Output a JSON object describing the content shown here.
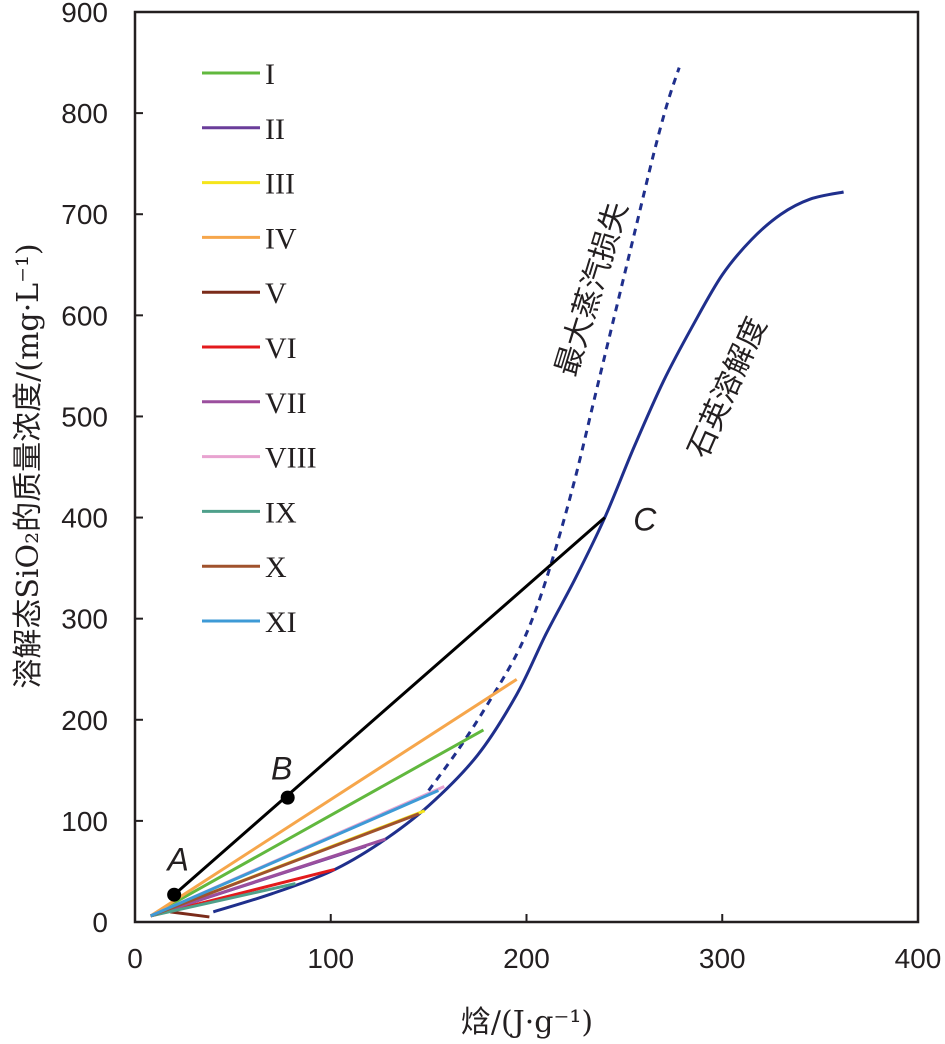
{
  "chart_data": {
    "type": "line",
    "xlabel": "焓/(J·g⁻¹)",
    "ylabel": "溶解态SiO₂的质量浓度/(mg·L⁻¹)",
    "xlim": [
      0,
      400
    ],
    "ylim": [
      0,
      900
    ],
    "xticks": [
      "0",
      "100",
      "200",
      "300",
      "400"
    ],
    "yticks": [
      "0",
      "100",
      "200",
      "300",
      "400",
      "500",
      "600",
      "700",
      "800",
      "900"
    ],
    "grid": false,
    "legend_position": "top-left",
    "series": [
      {
        "name": "I",
        "color": "#61b83e",
        "x": [
          8,
          178
        ],
        "y": [
          6,
          190
        ]
      },
      {
        "name": "II",
        "color": "#6a3d9a",
        "x": [
          8,
          118
        ],
        "y": [
          6,
          75
        ]
      },
      {
        "name": "III",
        "color": "#f5e51b",
        "x": [
          8,
          148
        ],
        "y": [
          6,
          110
        ]
      },
      {
        "name": "IV",
        "color": "#f6a64b",
        "x": [
          8,
          195
        ],
        "y": [
          6,
          240
        ]
      },
      {
        "name": "V",
        "color": "#7b2b1a",
        "x": [
          18,
          38
        ],
        "y": [
          10,
          5
        ]
      },
      {
        "name": "VI",
        "color": "#e31a1c",
        "x": [
          8,
          102
        ],
        "y": [
          6,
          52
        ]
      },
      {
        "name": "VII",
        "color": "#9b4f9e",
        "x": [
          8,
          128
        ],
        "y": [
          6,
          82
        ]
      },
      {
        "name": "VIII",
        "color": "#e8a3d0",
        "x": [
          8,
          158
        ],
        "y": [
          6,
          134
        ]
      },
      {
        "name": "IX",
        "color": "#4fa08b",
        "x": [
          8,
          82
        ],
        "y": [
          6,
          38
        ]
      },
      {
        "name": "X",
        "color": "#a0522d",
        "x": [
          8,
          145
        ],
        "y": [
          6,
          107
        ]
      },
      {
        "name": "XI",
        "color": "#3e9ad6",
        "x": [
          8,
          155
        ],
        "y": [
          6,
          130
        ]
      }
    ],
    "reference_line": {
      "color": "#000000",
      "x": [
        20,
        240
      ],
      "y": [
        27,
        400
      ]
    },
    "points": [
      {
        "label": "A",
        "x": 20,
        "y": 27
      },
      {
        "label": "B",
        "x": 78,
        "y": 123
      },
      {
        "label": "C",
        "x": 240,
        "y": 400
      }
    ],
    "curves": [
      {
        "label": "最大蒸汽损失",
        "style": "dashed",
        "color": "#1f2f8c",
        "x": [
          150,
          165,
          180,
          195,
          205,
          215,
          225,
          235,
          245,
          255,
          265,
          272,
          278
        ],
        "y": [
          130,
          170,
          215,
          265,
          310,
          370,
          440,
          520,
          600,
          680,
          760,
          810,
          845
        ]
      },
      {
        "label": "石英溶解度",
        "style": "solid",
        "color": "#1f2f8c",
        "x": [
          40,
          70,
          100,
          125,
          150,
          175,
          195,
          210,
          225,
          240,
          255,
          270,
          285,
          300,
          315,
          330,
          345,
          362
        ],
        "y": [
          10,
          28,
          50,
          78,
          115,
          165,
          225,
          285,
          340,
          400,
          470,
          535,
          590,
          640,
          675,
          700,
          715,
          722
        ]
      }
    ]
  }
}
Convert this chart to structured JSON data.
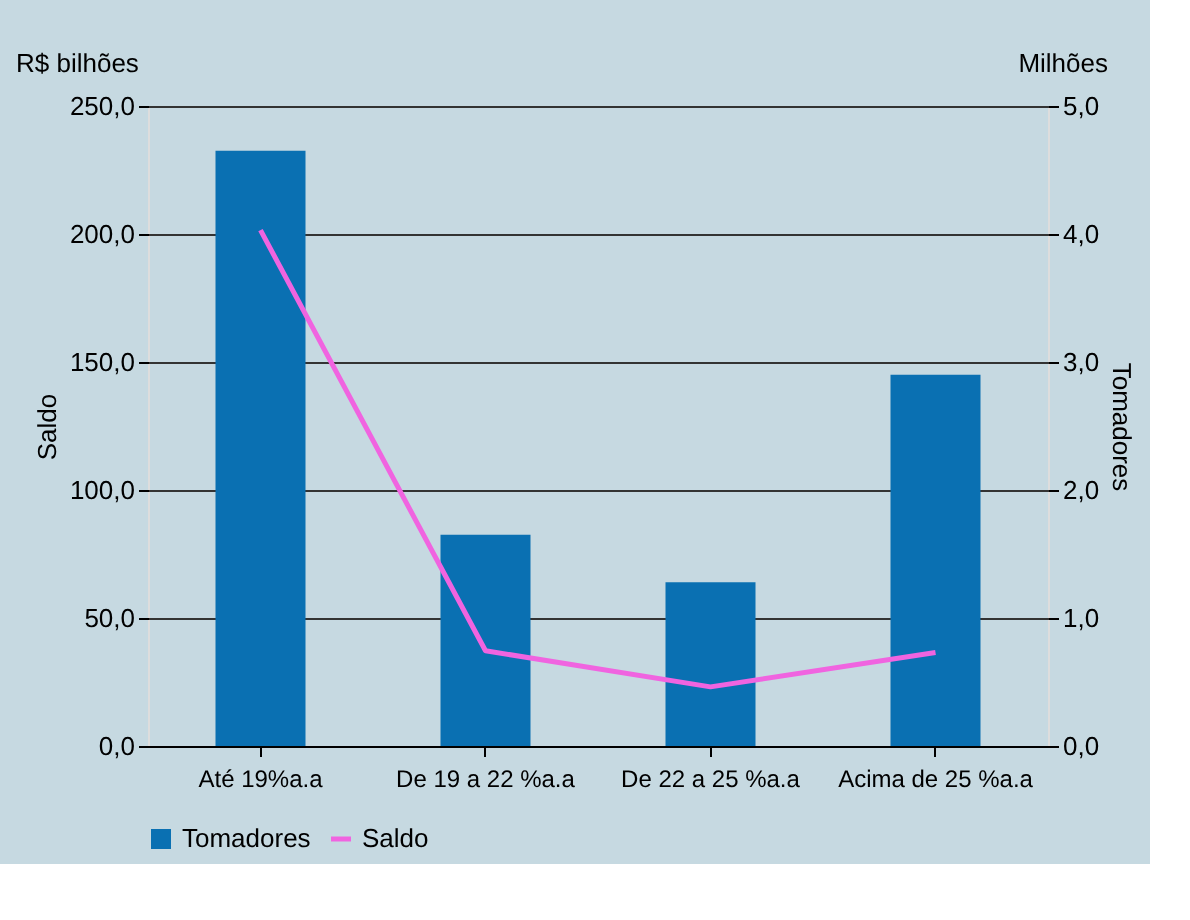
{
  "chart_data": {
    "type": "bar",
    "categories": [
      "Até 19%a.a",
      "De 19 a 22 %a.a",
      "De 22 a 25 %a.a",
      "Acima de 25 %a.a"
    ],
    "series": [
      {
        "name": "Tomadores",
        "color": "#0a70b2",
        "axis": "y2",
        "values": [
          4.65,
          1.65,
          1.28,
          2.9
        ]
      },
      {
        "name": "Saldo",
        "color": "#f064e0",
        "type": "line",
        "values": [
          201.5,
          37.2,
          23.1,
          36.5
        ]
      }
    ],
    "ylabel": "Saldo",
    "y2label": "Tomadores",
    "ylim": [
      0,
      250
    ],
    "yticks": [
      {
        "value": 0,
        "label": "0,0"
      },
      {
        "value": 50,
        "label": "50,0"
      },
      {
        "value": 100,
        "label": "100,0"
      },
      {
        "value": 150,
        "label": "150,0"
      },
      {
        "value": 200,
        "label": "200,0"
      },
      {
        "value": 250,
        "label": "250,0"
      }
    ],
    "y2lim": [
      0,
      5
    ],
    "y2ticks": [
      {
        "value": 0,
        "label": "0,0"
      },
      {
        "value": 1,
        "label": "1,0"
      },
      {
        "value": 2,
        "label": "2,0"
      },
      {
        "value": 3,
        "label": "3,0"
      },
      {
        "value": 4,
        "label": "4,0"
      },
      {
        "value": 5,
        "label": "5,0"
      }
    ],
    "annotations": [
      "R$ bilhões",
      "Milhões"
    ],
    "grid": "y",
    "legend": "bottom",
    "marker": "none",
    "line_style": "solid"
  }
}
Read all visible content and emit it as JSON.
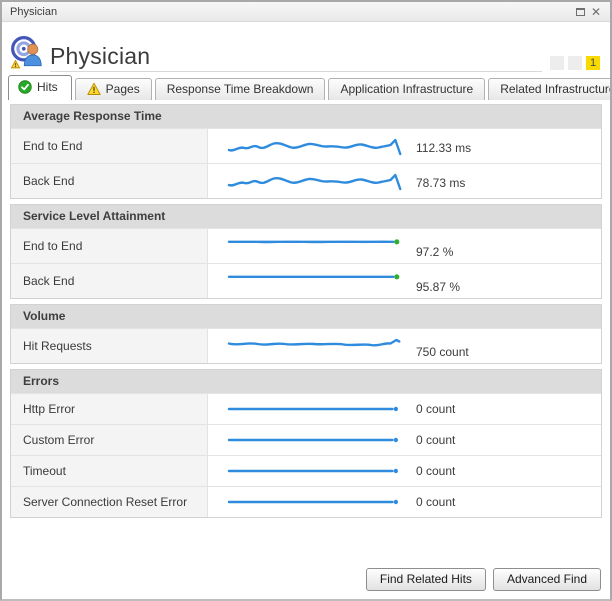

**Written instruction**
Write out the records above once more, word for word, with no pictures.

**Task result**
Output a JSON object describing the content shown here.
{
  "chart_data": {
    "type": "line",
    "xlabel": "焓/(J·g⁻¹)",
    "ylabel": "溶解态SiO₂的质量浓度/(mg·L⁻¹)",
    "xlim": [
      0,
      400
    ],
    "ylim": [
      0,
      900
    ],
    "xticks": [
      "0",
      "100",
      "200",
      "300",
      "400"
    ],
    "yticks": [
      "0",
      "100",
      "200",
      "300",
      "400",
      "500",
      "600",
      "700",
      "800",
      "900"
    ],
    "grid": false,
    "legend_position": "top-left",
    "series": [
      {
        "name": "I",
        "color": "#61b83e",
        "x": [
          8,
          178
        ],
        "y": [
          6,
          190
        ]
      },
      {
        "name": "II",
        "color": "#6a3d9a",
        "x": [
          8,
          118
        ],
        "y": [
          6,
          75
        ]
      },
      {
        "name": "III",
        "color": "#f5e51b",
        "x": [
          8,
          148
        ],
        "y": [
          6,
          110
        ]
      },
      {
        "name": "IV",
        "color": "#f6a64b",
        "x": [
          8,
          195
        ],
        "y": [
          6,
          240
        ]
      },
      {
        "name": "V",
        "color": "#7b2b1a",
        "x": [
          18,
          38
        ],
        "y": [
          10,
          5
        ]
      },
      {
        "name": "VI",
        "color": "#e31a1c",
        "x": [
          8,
          102
        ],
        "y": [
          6,
          52
        ]
      },
      {
        "name": "VII",
        "color": "#9b4f9e",
        "x": [
          8,
          128
        ],
        "y": [
          6,
          82
        ]
      },
      {
        "name": "VIII",
        "color": "#e8a3d0",
        "x": [
          8,
          158
        ],
        "y": [
          6,
          134
        ]
      },
      {
        "name": "IX",
        "color": "#4fa08b",
        "x": [
          8,
          82
        ],
        "y": [
          6,
          38
        ]
      },
      {
        "name": "X",
        "color": "#a0522d",
        "x": [
          8,
          145
        ],
        "y": [
          6,
          107
        ]
      },
      {
        "name": "XI",
        "color": "#3e9ad6",
        "x": [
          8,
          155
        ],
        "y": [
          6,
          130
        ]
      }
    ],
    "reference_line": {
      "color": "#000000",
      "x": [
        20,
        240
      ],
      "y": [
        27,
        400
      ]
    },
    "points": [
      {
        "label": "A",
        "x": 20,
        "y": 27
      },
      {
        "label": "B",
        "x": 78,
        "y": 123
      },
      {
        "label": "C",
        "x": 240,
        "y": 400
      }
    ],
    "curves": [
      {
        "label": "最大蒸汽损失",
        "style": "dashed",
        "color": "#1f2f8c",
        "x": [
          150,
          165,
          180,
          195,
          205,
          215,
          225,
          235,
          245,
          255,
          265,
          272,
          278
        ],
        "y": [
          130,
          170,
          215,
          265,
          310,
          370,
          440,
          520,
          600,
          680,
          760,
          810,
          845
        ]
      },
      {
        "label": "石英溶解度",
        "style": "solid",
        "color": "#1f2f8c",
        "x": [
          40,
          70,
          100,
          125,
          150,
          175,
          195,
          210,
          225,
          240,
          255,
          270,
          285,
          300,
          315,
          330,
          345,
          362
        ],
        "y": [
          10,
          28,
          50,
          78,
          115,
          165,
          225,
          285,
          340,
          400,
          470,
          535,
          590,
          640,
          675,
          700,
          715,
          722
        ]
      }
    ]
  }
}
Convert this chart to structured JSON data.
{
  "chart_data": {
    "type": "bar",
    "categories": [
      "Até 19%a.a",
      "De 19 a 22 %a.a",
      "De 22 a 25 %a.a",
      "Acima de 25 %a.a"
    ],
    "series": [
      {
        "name": "Tomadores",
        "color": "#0a70b2",
        "axis": "y2",
        "values": [
          4.65,
          1.65,
          1.28,
          2.9
        ]
      },
      {
        "name": "Saldo",
        "color": "#f064e0",
        "type": "line",
        "values": [
          201.5,
          37.2,
          23.1,
          36.5
        ]
      }
    ],
    "ylabel": "Saldo",
    "y2label": "Tomadores",
    "ylim": [
      0,
      250
    ],
    "yticks": [
      {
        "value": 0,
        "label": "0,0"
      },
      {
        "value": 50,
        "label": "50,0"
      },
      {
        "value": 100,
        "label": "100,0"
      },
      {
        "value": 150,
        "label": "150,0"
      },
      {
        "value": 200,
        "label": "200,0"
      },
      {
        "value": 250,
        "label": "250,0"
      }
    ],
    "y2lim": [
      0,
      5
    ],
    "y2ticks": [
      {
        "value": 0,
        "label": "0,0"
      },
      {
        "value": 1,
        "label": "1,0"
      },
      {
        "value": 2,
        "label": "2,0"
      },
      {
        "value": 3,
        "label": "3,0"
      },
      {
        "value": 4,
        "label": "4,0"
      },
      {
        "value": 5,
        "label": "5,0"
      }
    ],
    "annotations": [
      "R$ bilhões",
      "Milhões"
    ],
    "grid": "y",
    "legend": "bottom",
    "marker": "none",
    "line_style": "solid"
  }
}
Read all visible content and emit it as JSON.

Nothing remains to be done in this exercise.